— begin DATA FOR THIS TASK —

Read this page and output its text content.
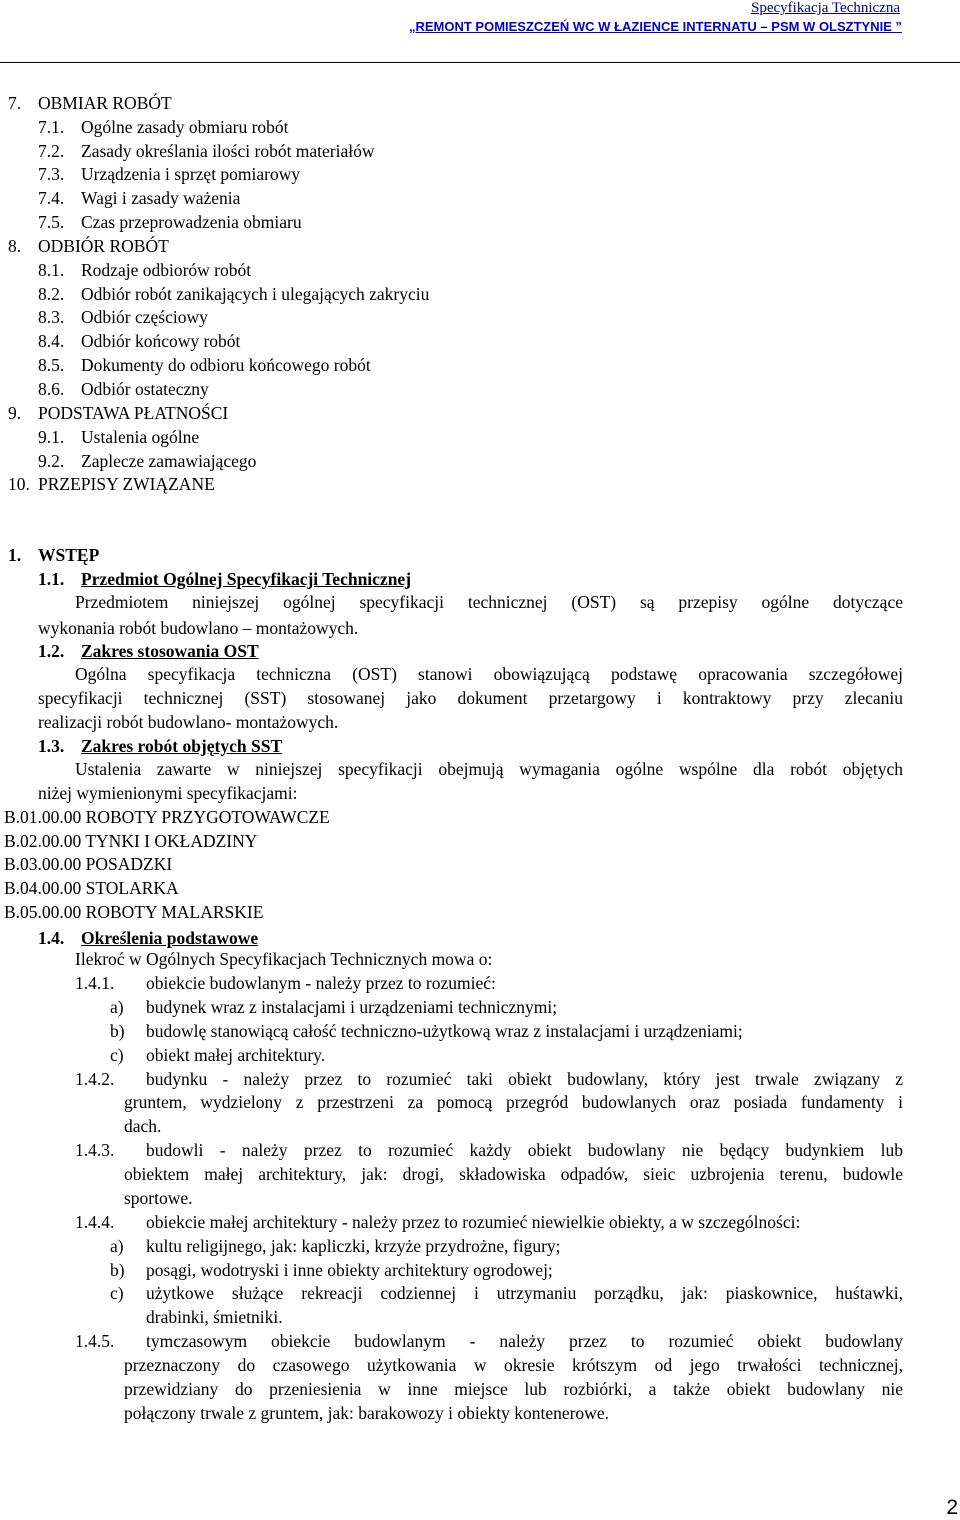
Specyfikacja Techniczna
„REMONT POMIESZCZEŃ WC W ŁAZIENCE INTERNATU – PSM W OLSZTYNIE ”
7. OBMIAR ROBÓT
7.1. Ogólne zasady obmiaru robót
7.2. Zasady określania ilości robót materiałów
7.3. Urządzenia i sprzęt pomiarowy
7.4. Wagi i zasady ważenia
7.5. Czas przeprowadzenia obmiaru
8. ODBIÓR ROBÓT
8.1. Rodzaje odbiorów robót
8.2. Odbiór robót zanikających i ulegających zakryciu
8.3. Odbiór częściowy
8.4. Odbiór końcowy robót
8.5. Dokumenty do odbioru końcowego robót
8.6. Odbiór ostateczny
9. PODSTAWA PŁATNOŚCI
9.1. Ustalenia ogólne
9.2. Zaplecze zamawiającego
10. PRZEPISY ZWIĄZANE
1. WSTĘP
1.1. Przedmiot Ogólnej Specyfikacji Technicznej
Przedmiotem niniejszej ogólnej specyfikacji technicznej (OST) są przepisy ogólne dotyczące
wykonania robót budowlano – montażowych.
1.2. Zakres stosowania OST
Ogólna specyfikacja techniczna (OST) stanowi obowiązującą podstawę opracowania szczegółowej
specyfikacji technicznej (SST) stosowanej jako dokument przetargowy i kontraktowy przy zlecaniu
realizacji robót budowlano- montażowych.
1.3. Zakres robót objętych SST
Ustalenia zawarte w niniejszej specyfikacji obejmują wymagania ogólne wspólne dla robót objętych
niżej wymienionymi specyfikacjami:
B.01.00.00 ROBOTY PRZYGOTOWAWCZE
B.02.00.00 TYNKI I OKŁADZINY
B.03.00.00 POSADZKI
B.04.00.00 STOLARKA
B.05.00.00 ROBOTY MALARSKIE
1.4. Określenia podstawowe
Ilekroć w Ogólnych Specyfikacjach Technicznych mowa o:
1.4.1. obiekcie budowlanym - należy przez to rozumieć:
a) budynek wraz z instalacjami i urządzeniami technicznymi;
b) budowlę stanowiącą całość techniczno-użytkową wraz z instalacjami i urządzeniami;
c) obiekt małej architektury.
1.4.2. budynku - należy przez to rozumieć taki obiekt budowlany, który jest trwale związany z
gruntem, wydzielony z przestrzeni za pomocą przegród budowlanych oraz posiada fundamenty i
dach.
1.4.3. budowli - należy przez to rozumieć każdy obiekt budowlany nie będący budynkiem lub
obiektem małej architektury, jak: drogi, składowiska odpadów, sieic uzbrojenia terenu, budowle
sportowe.
1.4.4. obiekcie małej architektury - należy przez to rozumieć niewielkie obiekty, a w szczególności:
a) kultu religijnego, jak: kapliczki, krzyże przydrożne, figury;
b) posągi, wodotryski i inne obiekty architektury ogrodowej;
c) użytkowe służące rekreacji codziennej i utrzymaniu porządku, jak: piaskownice, huśtawki,
drabinki, śmietniki.
1.4.5. tymczasowym obiekcie budowlanym - należy przez to rozumieć obiekt budowlany
przeznaczony do czasowego użytkowania w okresie krótszym od jego trwałości technicznej,
przewidziany do przeniesienia w inne miejsce lub rozbiórki, a także obiekt budowlany nie
połączony trwale z gruntem, jak: barakowozy i obiekty kontenerowe.
2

— end DATA FOR THIS TASK —

INSTRUCTION => Which lines hold the word "obiekty"? Copy each of them from the records.

FINISHED ANSWER =>
1.4.4. obiekcie małej architektury - należy przez to rozumieć niewielkie obiekty, a w szczególności:
b) posągi, wodotryski i inne obiekty architektury ogrodowej;
połączony trwale z gruntem, jak: barakowozy i obiekty kontenerowe.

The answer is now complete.